- What is expected: Using the records below, locate all lines containing "size" and return them.

[Figure content listings]
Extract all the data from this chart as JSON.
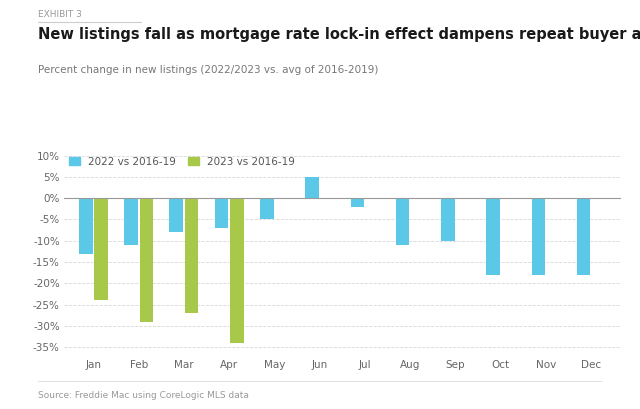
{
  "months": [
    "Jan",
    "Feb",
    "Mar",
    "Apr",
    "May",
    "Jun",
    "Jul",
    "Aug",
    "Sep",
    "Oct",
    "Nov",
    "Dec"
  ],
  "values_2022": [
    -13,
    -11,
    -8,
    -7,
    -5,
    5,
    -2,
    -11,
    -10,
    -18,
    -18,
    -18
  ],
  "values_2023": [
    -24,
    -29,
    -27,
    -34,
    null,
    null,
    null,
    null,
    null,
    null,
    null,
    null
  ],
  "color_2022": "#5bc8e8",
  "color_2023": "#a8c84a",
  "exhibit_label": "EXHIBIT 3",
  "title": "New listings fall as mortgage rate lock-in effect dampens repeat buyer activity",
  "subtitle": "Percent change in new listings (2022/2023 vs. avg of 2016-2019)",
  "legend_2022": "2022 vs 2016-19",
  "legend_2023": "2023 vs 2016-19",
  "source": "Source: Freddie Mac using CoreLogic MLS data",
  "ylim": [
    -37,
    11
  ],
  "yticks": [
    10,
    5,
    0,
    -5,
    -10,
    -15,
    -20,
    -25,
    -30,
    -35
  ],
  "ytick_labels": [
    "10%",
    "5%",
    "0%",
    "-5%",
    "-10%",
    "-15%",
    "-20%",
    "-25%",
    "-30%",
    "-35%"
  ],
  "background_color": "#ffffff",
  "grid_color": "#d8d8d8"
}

--

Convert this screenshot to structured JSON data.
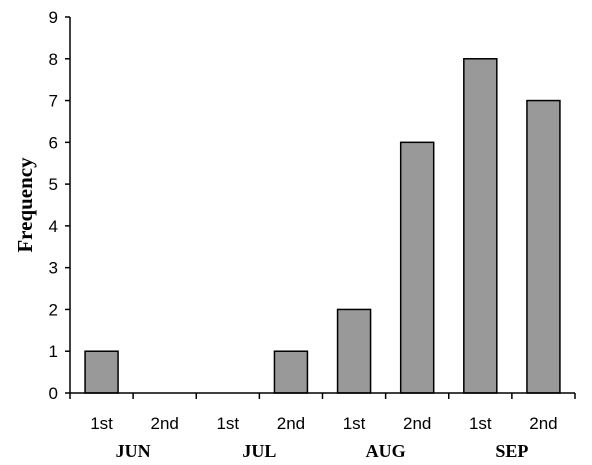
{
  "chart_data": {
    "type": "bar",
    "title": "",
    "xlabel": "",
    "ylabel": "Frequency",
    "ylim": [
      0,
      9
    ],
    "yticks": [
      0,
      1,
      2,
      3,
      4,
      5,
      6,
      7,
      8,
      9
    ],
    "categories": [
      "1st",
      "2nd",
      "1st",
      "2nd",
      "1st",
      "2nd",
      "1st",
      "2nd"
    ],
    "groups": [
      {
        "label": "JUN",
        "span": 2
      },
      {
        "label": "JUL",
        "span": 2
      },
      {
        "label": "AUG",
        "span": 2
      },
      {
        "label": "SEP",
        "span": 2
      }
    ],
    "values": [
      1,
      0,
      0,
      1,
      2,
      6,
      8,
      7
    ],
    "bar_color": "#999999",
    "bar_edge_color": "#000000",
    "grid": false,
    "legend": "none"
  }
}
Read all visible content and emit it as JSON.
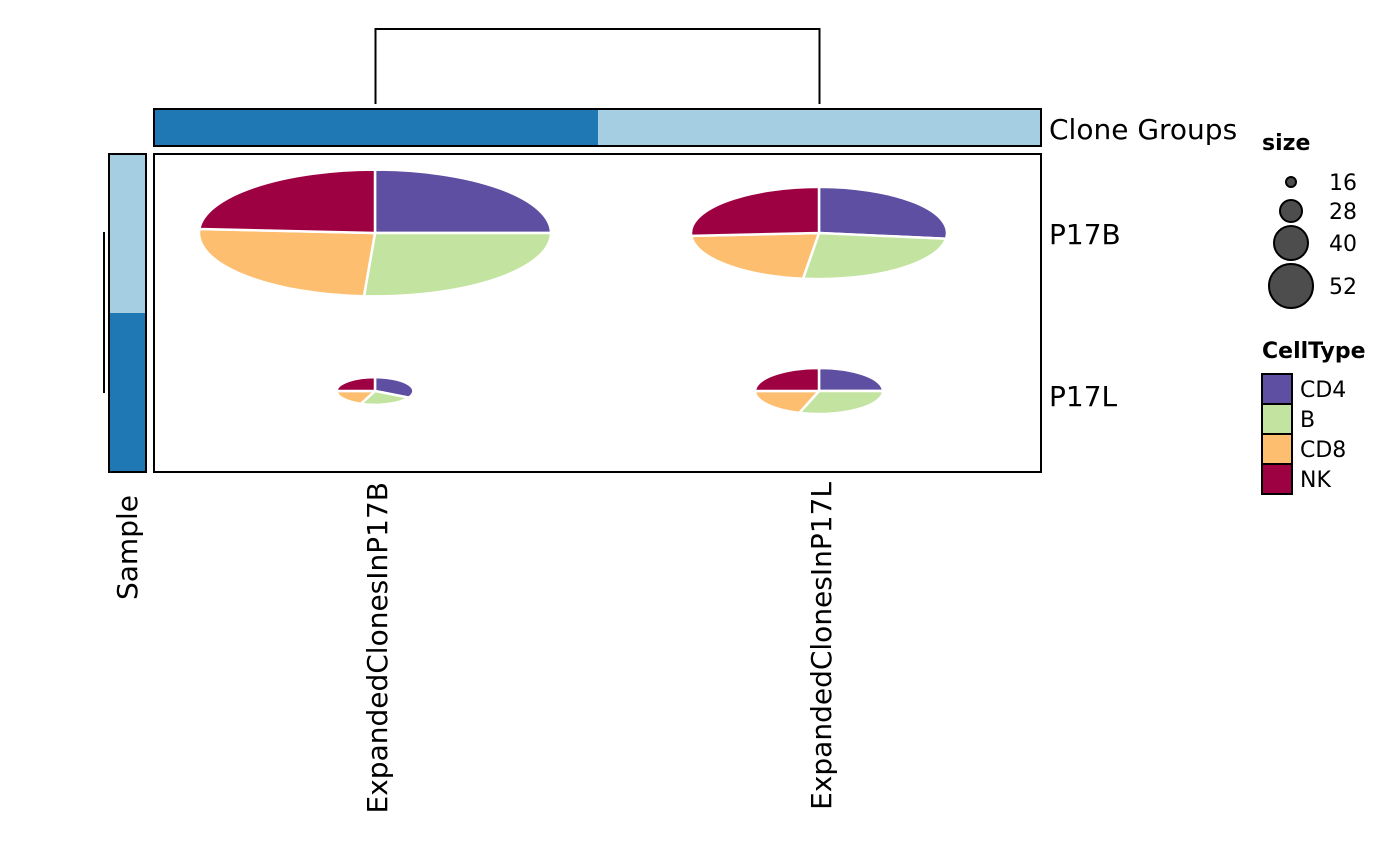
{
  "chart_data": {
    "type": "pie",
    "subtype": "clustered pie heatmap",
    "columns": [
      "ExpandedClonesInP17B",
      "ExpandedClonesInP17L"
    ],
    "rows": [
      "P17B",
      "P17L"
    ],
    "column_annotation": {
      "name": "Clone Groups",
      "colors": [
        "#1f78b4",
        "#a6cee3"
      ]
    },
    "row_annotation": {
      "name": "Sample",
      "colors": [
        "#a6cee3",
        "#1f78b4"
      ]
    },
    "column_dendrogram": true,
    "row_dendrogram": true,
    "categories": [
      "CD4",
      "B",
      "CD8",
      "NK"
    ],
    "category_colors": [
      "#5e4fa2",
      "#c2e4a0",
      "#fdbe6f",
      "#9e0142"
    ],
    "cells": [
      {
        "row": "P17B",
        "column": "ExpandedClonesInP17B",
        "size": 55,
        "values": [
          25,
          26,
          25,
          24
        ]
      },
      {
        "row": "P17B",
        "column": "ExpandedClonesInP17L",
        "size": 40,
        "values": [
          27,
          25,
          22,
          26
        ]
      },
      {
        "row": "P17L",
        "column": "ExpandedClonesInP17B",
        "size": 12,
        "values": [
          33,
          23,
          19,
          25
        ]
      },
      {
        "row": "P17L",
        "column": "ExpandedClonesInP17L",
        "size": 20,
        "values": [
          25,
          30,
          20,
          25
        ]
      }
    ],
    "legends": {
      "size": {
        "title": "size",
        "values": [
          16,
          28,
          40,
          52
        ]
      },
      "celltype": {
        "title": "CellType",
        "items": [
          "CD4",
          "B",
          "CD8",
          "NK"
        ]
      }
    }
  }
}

- Response for this exercise:
        "size": 55,
        "size": 40,
        "size": 12,
        "size": 20,
      "size": {
        "title": "size",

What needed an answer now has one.